<<<<

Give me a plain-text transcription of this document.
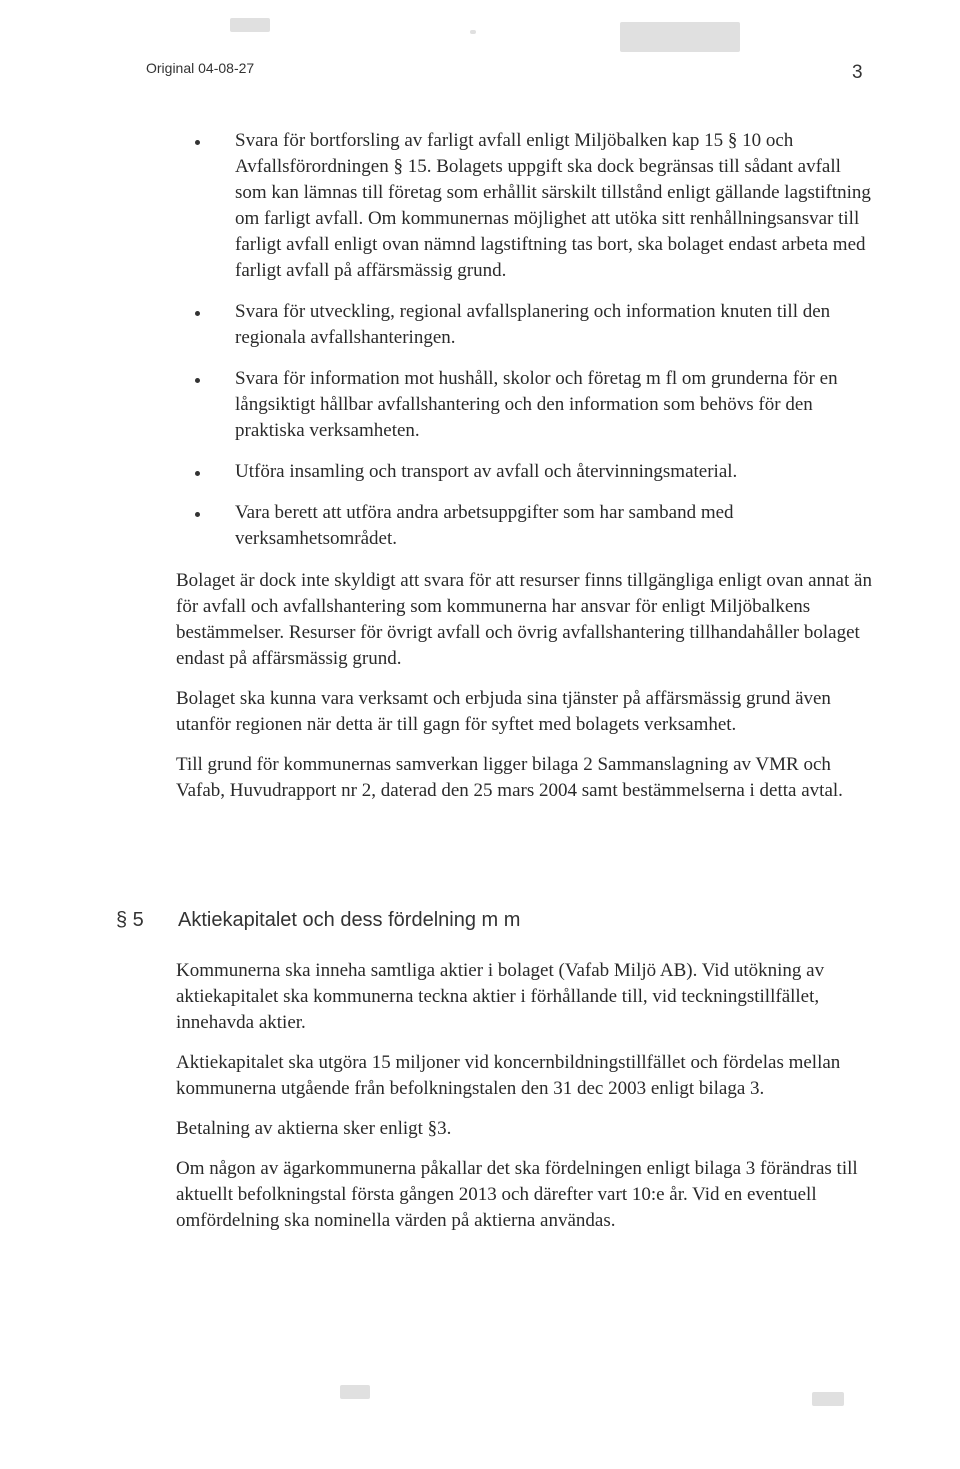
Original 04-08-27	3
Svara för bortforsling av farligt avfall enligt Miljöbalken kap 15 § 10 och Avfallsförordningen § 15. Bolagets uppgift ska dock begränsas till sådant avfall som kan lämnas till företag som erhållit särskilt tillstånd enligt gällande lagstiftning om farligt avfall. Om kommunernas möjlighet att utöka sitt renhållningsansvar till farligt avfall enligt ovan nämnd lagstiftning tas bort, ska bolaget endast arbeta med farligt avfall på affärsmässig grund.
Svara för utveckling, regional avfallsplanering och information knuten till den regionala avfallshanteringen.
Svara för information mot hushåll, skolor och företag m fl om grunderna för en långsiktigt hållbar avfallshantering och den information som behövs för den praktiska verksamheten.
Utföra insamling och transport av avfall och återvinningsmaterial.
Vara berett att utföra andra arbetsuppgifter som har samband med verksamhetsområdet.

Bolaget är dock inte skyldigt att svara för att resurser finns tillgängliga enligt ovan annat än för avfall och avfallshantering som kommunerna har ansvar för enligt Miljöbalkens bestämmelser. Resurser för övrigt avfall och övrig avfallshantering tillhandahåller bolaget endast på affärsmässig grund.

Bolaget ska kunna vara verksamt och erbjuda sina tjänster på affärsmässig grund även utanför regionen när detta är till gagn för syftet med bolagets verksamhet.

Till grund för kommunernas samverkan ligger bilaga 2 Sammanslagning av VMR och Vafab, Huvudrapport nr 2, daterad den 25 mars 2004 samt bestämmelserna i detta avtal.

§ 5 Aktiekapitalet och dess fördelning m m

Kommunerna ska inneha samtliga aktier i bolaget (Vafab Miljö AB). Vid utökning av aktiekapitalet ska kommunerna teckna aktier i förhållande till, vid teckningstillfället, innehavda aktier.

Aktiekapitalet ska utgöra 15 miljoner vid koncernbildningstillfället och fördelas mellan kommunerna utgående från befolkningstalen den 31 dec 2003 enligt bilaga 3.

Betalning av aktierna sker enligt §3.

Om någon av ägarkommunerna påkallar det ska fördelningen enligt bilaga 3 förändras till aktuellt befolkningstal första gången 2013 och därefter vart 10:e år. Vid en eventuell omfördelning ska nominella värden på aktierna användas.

>>>>
<<<<

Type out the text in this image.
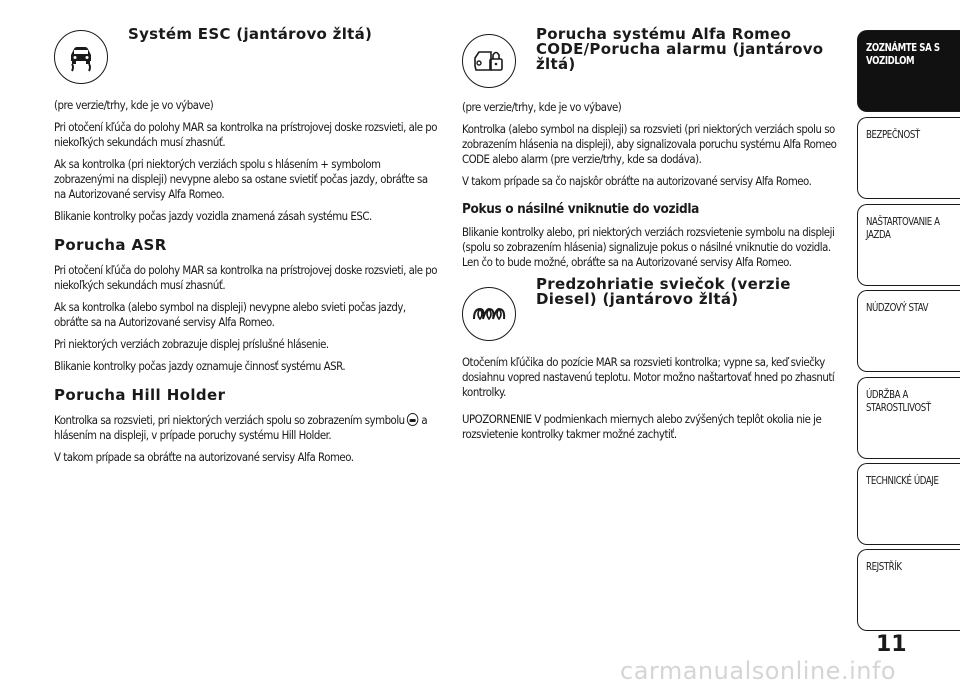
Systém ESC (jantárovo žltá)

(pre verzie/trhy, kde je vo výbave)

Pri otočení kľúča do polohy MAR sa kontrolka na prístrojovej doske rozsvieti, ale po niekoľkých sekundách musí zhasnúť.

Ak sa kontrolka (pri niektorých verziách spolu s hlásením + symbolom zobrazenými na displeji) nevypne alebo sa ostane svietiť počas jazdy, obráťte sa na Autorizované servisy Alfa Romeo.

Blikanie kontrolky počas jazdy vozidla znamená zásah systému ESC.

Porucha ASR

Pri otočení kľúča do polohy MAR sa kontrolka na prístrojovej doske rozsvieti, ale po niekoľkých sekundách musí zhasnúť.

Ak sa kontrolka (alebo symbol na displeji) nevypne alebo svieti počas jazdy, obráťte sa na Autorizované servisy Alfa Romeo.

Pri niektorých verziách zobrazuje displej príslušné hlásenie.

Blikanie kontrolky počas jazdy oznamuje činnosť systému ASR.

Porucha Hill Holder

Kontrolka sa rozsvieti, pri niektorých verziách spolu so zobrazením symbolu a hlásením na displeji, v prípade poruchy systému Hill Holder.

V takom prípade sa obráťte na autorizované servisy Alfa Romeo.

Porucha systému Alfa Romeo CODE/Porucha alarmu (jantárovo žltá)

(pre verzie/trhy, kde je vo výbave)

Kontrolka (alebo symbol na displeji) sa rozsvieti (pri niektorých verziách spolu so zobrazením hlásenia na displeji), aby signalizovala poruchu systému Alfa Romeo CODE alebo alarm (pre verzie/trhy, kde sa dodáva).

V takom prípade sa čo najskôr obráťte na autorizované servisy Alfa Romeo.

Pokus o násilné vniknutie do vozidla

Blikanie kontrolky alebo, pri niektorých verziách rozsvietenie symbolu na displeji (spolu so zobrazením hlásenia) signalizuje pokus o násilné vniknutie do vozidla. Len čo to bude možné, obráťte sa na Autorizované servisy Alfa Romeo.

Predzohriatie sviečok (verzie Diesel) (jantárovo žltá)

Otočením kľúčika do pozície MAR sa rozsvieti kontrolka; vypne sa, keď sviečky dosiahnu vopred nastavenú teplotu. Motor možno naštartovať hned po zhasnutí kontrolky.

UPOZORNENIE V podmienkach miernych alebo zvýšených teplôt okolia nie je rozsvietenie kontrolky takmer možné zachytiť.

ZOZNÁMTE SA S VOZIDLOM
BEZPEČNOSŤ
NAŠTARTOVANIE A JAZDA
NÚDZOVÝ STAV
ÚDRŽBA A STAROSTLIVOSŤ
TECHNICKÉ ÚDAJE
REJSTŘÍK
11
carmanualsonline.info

>>>>
<<<<

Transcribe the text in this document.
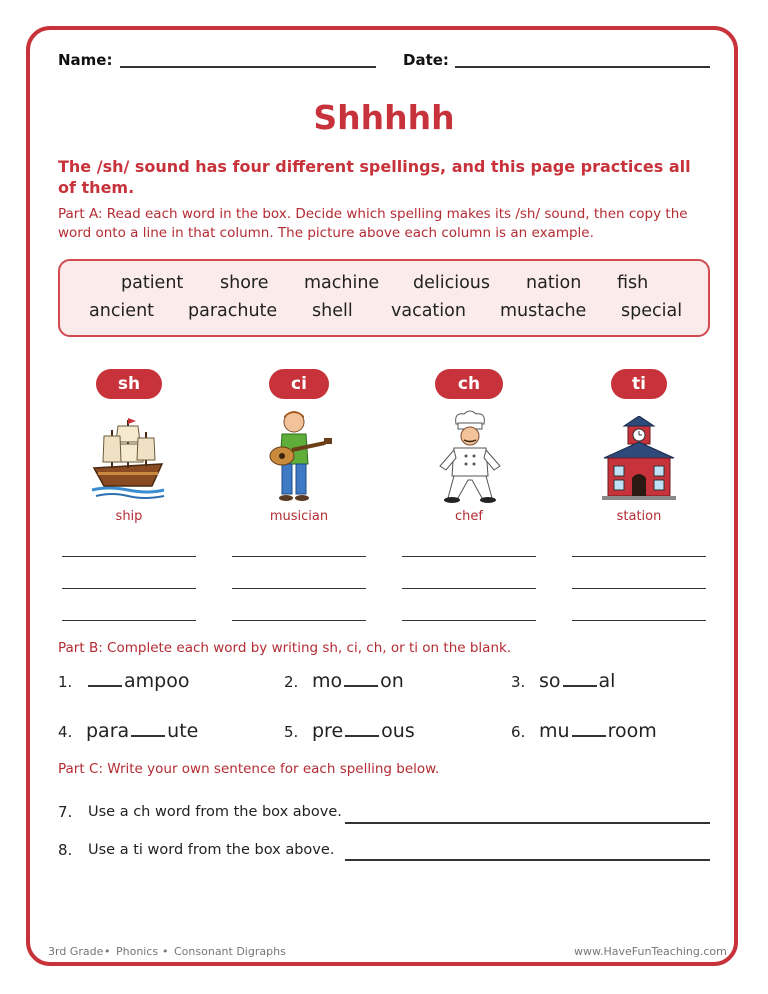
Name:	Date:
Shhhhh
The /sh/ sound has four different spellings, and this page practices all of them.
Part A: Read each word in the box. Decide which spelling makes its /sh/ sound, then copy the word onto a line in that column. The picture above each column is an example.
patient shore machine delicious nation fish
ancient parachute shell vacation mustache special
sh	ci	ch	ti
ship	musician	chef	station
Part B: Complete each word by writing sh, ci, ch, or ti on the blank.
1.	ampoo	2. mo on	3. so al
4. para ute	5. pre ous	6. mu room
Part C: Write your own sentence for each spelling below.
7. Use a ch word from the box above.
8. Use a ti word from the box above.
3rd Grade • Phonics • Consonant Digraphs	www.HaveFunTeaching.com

>>>>

Exercise description — From the records above, pull out every line containing the word "Holder".

Written answer —
Porucha Hill Holder
Kontrolka sa rozsvieti, pri niektorých verziách spolu so zobrazením symbolu a hlásením na displeji, v prípade poruchy systému Hill Holder.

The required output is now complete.